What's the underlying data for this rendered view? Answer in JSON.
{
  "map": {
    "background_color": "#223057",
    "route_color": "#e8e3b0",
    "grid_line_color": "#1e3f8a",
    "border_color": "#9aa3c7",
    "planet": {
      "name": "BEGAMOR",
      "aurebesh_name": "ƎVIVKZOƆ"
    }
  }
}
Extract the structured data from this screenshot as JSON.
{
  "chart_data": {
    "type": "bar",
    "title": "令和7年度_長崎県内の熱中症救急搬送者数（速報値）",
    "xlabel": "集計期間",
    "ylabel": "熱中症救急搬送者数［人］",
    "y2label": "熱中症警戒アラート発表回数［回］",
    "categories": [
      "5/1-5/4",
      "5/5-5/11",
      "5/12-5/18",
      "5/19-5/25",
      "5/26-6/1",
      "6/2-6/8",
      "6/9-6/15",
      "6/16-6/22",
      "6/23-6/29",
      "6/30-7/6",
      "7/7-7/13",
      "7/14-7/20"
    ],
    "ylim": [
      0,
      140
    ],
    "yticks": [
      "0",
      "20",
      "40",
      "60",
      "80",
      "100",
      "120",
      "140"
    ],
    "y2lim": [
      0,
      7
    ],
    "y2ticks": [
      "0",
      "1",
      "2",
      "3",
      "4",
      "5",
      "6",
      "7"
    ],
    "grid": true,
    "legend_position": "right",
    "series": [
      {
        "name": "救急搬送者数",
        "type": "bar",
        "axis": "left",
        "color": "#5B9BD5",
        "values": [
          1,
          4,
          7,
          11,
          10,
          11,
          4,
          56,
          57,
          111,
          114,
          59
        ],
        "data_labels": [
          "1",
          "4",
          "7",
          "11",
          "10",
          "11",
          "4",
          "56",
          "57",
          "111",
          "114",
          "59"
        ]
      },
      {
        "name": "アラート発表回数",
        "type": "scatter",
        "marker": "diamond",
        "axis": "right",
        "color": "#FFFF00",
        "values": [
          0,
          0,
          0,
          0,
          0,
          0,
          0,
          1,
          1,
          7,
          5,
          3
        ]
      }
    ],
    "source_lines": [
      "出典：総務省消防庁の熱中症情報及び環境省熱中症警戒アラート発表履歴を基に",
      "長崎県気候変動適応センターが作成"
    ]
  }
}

EXERCISE GOAL: Give back the whole listing exactly as it reads.

RESULT OF THE TASK:
What's the underlying data for this rendered view? Answer in JSON.
{
  "map": {
    "background_color": "#223057",
    "route_color": "#e8e3b0",
    "grid_line_color": "#1e3f8a",
    "border_color": "#9aa3c7",
    "planet": {
      "name": "BEGAMOR",
      "aurebesh_name": "ƎVIVKZOƆ"
    }
  }
}
Extract the structured data from this screenshot as JSON.
{
  "chart_data": {
    "type": "bar",
    "title": "令和7年度_長崎県内の熱中症救急搬送者数（速報値）",
    "xlabel": "集計期間",
    "ylabel": "熱中症救急搬送者数［人］",
    "y2label": "熱中症警戒アラート発表回数［回］",
    "categories": [
      "5/1-5/4",
      "5/5-5/11",
      "5/12-5/18",
      "5/19-5/25",
      "5/26-6/1",
      "6/2-6/8",
      "6/9-6/15",
      "6/16-6/22",
      "6/23-6/29",
      "6/30-7/6",
      "7/7-7/13",
      "7/14-7/20"
    ],
    "ylim": [
      0,
      140
    ],
    "yticks": [
      "0",
      "20",
      "40",
      "60",
      "80",
      "100",
      "120",
      "140"
    ],
    "y2lim": [
      0,
      7
    ],
    "y2ticks": [
      "0",
      "1",
      "2",
      "3",
      "4",
      "5",
      "6",
      "7"
    ],
    "grid": true,
    "legend_position": "right",
    "series": [
      {
        "name": "救急搬送者数",
        "type": "bar",
        "axis": "left",
        "color": "#5B9BD5",
        "values": [
          1,
          4,
          7,
          11,
          10,
          11,
          4,
          56,
          57,
          111,
          114,
          59
        ],
        "data_labels": [
          "1",
          "4",
          "7",
          "11",
          "10",
          "11",
          "4",
          "56",
          "57",
          "111",
          "114",
          "59"
        ]
      },
      {
        "name": "アラート発表回数",
        "type": "scatter",
        "marker": "diamond",
        "axis": "right",
        "color": "#FFFF00",
        "values": [
          0,
          0,
          0,
          0,
          0,
          0,
          0,
          1,
          1,
          7,
          5,
          3
        ]
      }
    ],
    "source_lines": [
      "出典：総務省消防庁の熱中症情報及び環境省熱中症警戒アラート発表履歴を基に",
      "長崎県気候変動適応センターが作成"
    ]
  }
}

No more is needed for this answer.